- Material for this exercise
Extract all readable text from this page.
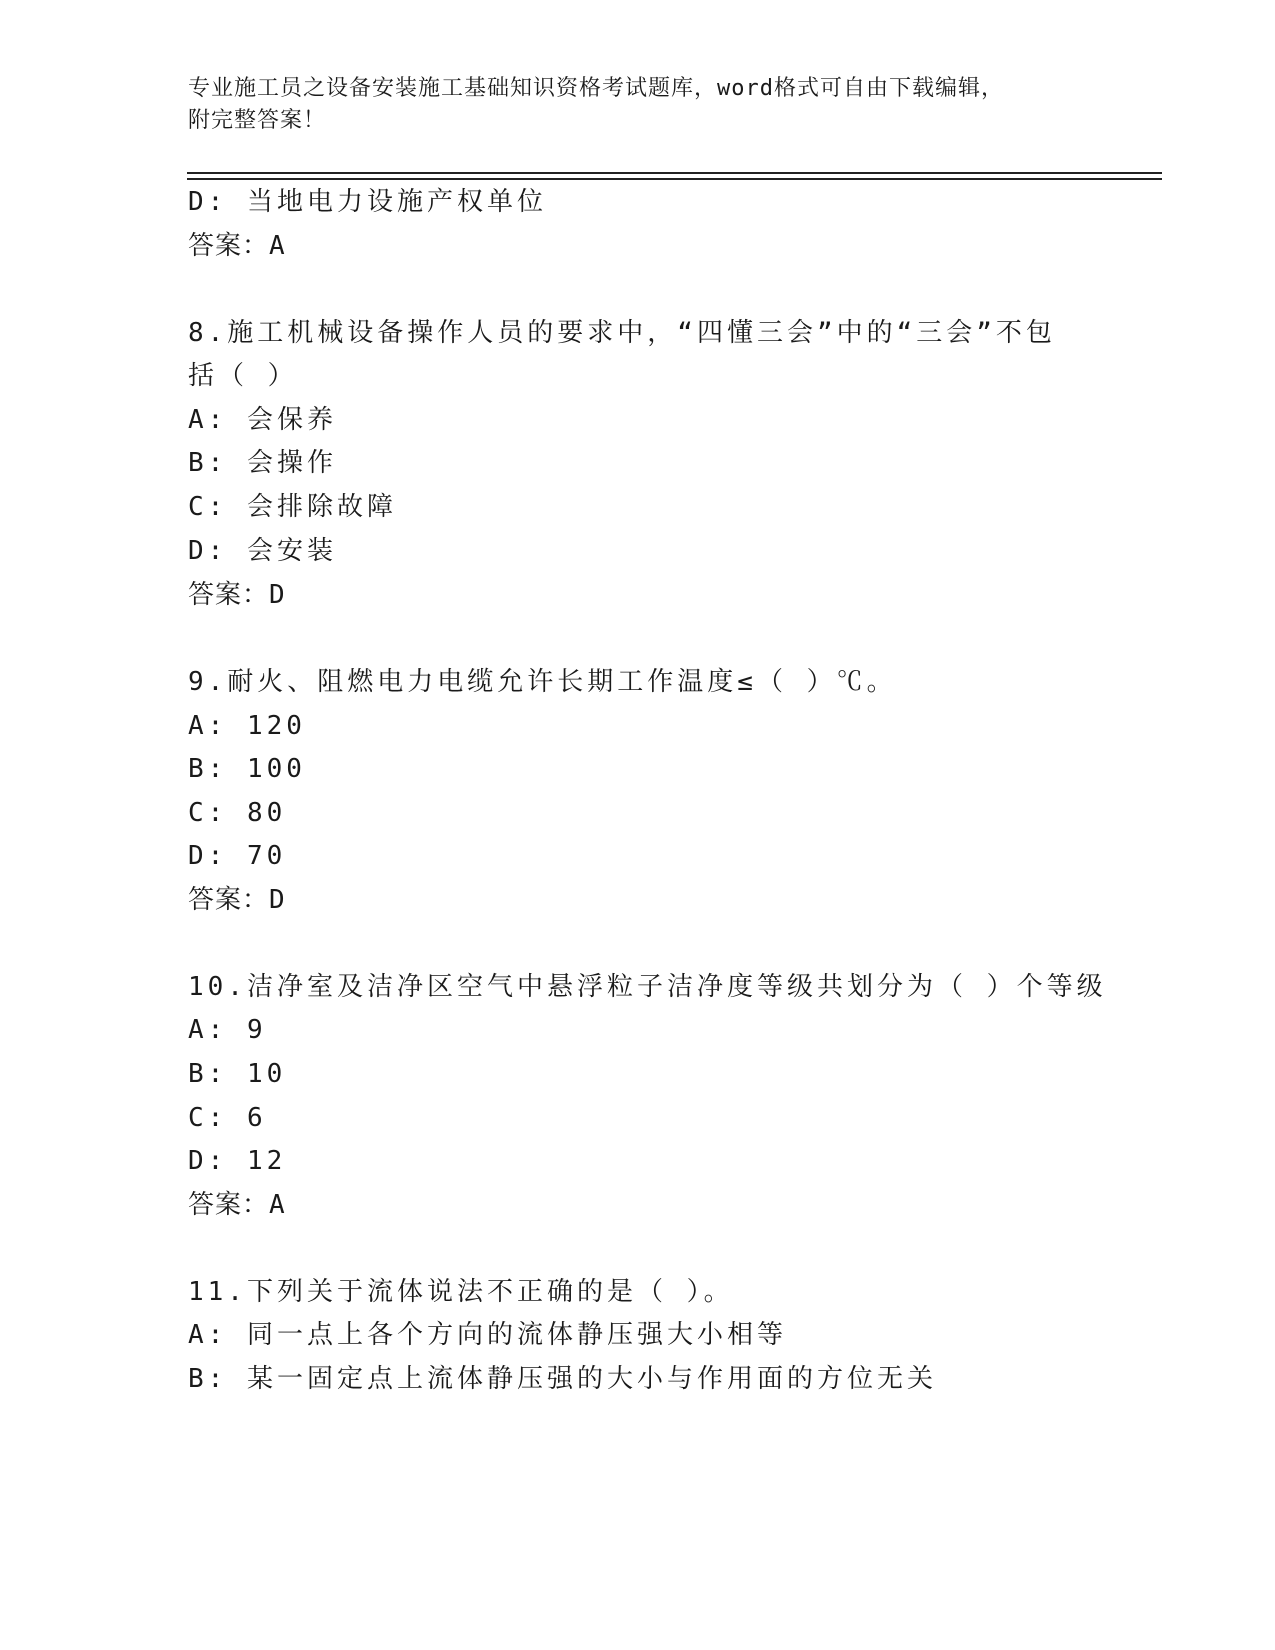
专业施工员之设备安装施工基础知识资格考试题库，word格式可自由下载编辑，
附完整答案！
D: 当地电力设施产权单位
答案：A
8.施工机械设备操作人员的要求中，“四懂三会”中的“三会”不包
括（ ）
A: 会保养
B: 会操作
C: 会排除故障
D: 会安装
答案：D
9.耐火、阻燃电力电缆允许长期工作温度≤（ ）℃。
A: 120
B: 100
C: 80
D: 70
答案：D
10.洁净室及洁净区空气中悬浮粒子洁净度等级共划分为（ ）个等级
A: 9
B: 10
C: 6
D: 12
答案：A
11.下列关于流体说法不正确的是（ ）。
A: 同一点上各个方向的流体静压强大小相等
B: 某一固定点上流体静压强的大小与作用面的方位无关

- What you need to do
Make an exact copy of the records shown above, without the pictures.

- Written reply
Extract all readable text from this page.
专业施工员之设备安装施工基础知识资格考试题库，word格式可自由下载编辑，
附完整答案！
D: 当地电力设施产权单位
答案：A
8.施工机械设备操作人员的要求中，“四懂三会”中的“三会”不包
括（ ）
A: 会保养
B: 会操作
C: 会排除故障
D: 会安装
答案：D
9.耐火、阻燃电力电缆允许长期工作温度≤（ ）℃。
A: 120
B: 100
C: 80
D: 70
答案：D
10.洁净室及洁净区空气中悬浮粒子洁净度等级共划分为（ ）个等级
A: 9
B: 10
C: 6
D: 12
答案：A
11.下列关于流体说法不正确的是（ ）。
A: 同一点上各个方向的流体静压强大小相等
B: 某一固定点上流体静压强的大小与作用面的方位无关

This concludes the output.